| Exercise description |
Will you quote all of the entries, word for word?

Extracted records
________________
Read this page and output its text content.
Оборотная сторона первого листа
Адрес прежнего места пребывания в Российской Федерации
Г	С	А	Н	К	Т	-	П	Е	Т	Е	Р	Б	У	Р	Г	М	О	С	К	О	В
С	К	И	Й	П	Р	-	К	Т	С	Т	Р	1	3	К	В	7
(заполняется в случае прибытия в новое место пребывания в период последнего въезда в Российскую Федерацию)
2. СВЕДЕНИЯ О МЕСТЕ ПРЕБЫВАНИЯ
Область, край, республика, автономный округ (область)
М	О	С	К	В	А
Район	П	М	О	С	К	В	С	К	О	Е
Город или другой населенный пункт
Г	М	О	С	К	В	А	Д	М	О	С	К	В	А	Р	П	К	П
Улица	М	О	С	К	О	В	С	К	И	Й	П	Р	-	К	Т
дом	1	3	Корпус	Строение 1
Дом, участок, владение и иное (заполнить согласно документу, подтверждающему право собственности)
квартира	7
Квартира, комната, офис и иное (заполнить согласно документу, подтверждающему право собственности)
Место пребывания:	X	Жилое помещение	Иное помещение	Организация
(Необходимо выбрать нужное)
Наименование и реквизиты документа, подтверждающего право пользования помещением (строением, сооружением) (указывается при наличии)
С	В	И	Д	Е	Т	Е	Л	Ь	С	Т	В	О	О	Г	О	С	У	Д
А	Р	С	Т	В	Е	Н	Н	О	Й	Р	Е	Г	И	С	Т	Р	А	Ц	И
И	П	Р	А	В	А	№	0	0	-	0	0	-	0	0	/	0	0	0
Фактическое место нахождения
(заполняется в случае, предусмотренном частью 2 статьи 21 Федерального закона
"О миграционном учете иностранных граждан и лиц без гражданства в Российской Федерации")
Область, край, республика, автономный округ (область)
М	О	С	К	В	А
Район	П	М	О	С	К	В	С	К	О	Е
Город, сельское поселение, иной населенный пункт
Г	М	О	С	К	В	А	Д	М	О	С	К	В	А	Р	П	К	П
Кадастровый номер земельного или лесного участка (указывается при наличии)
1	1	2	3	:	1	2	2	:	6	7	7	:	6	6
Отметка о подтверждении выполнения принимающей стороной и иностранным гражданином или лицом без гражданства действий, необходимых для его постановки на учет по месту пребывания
________________
| Written reply |
Read this page and output its text content.
Оборотная сторона первого листа
Адрес прежнего места пребывания в Российской Федерации
Г	С	А	Н	К	Т	-	П	Е	Т	Е	Р	Б	У	Р	Г	М	О	С	К	О	В
С	К	И	Й	П	Р	-	К	Т	С	Т	Р	1	3	К	В	7
(заполняется в случае прибытия в новое место пребывания в период последнего въезда в Российскую Федерацию)
2. СВЕДЕНИЯ О МЕСТЕ ПРЕБЫВАНИЯ
Область, край, республика, автономный округ (область)
М	О	С	К	В	А
Район	П	М	О	С	К	В	С	К	О	Е
Город или другой населенный пункт
Г	М	О	С	К	В	А	Д	М	О	С	К	В	А	Р	П	К	П
Улица	М	О	С	К	О	В	С	К	И	Й	П	Р	-	К	Т
дом	1	3	Корпус	Строение 1
Дом, участок, владение и иное (заполнить согласно документу, подтверждающему право собственности)
квартира	7
Квартира, комната, офис и иное (заполнить согласно документу, подтверждающему право собственности)
Место пребывания:	X	Жилое помещение	Иное помещение	Организация
(Необходимо выбрать нужное)
Наименование и реквизиты документа, подтверждающего право пользования помещением (строением, сооружением) (указывается при наличии)
С	В	И	Д	Е	Т	Е	Л	Ь	С	Т	В	О	О	Г	О	С	У	Д
А	Р	С	Т	В	Е	Н	Н	О	Й	Р	Е	Г	И	С	Т	Р	А	Ц	И
И	П	Р	А	В	А	№	0	0	-	0	0	-	0	0	/	0	0	0
Фактическое место нахождения
(заполняется в случае, предусмотренном частью 2 статьи 21 Федерального закона
"О миграционном учете иностранных граждан и лиц без гражданства в Российской Федерации")
Область, край, республика, автономный округ (область)
М	О	С	К	В	А
Район	П	М	О	С	К	В	С	К	О	Е
Город, сельское поселение, иной населенный пункт
Г	М	О	С	К	В	А	Д	М	О	С	К	В	А	Р	П	К	П
Кадастровый номер земельного или лесного участка (указывается при наличии)
1	1	2	3	:	1	2	2	:	6	7	7	:	6	6
Отметка о подтверждении выполнения принимающей стороной и иностранным гражданином или лицом без гражданства действий, необходимых для его постановки на учет по месту пребывания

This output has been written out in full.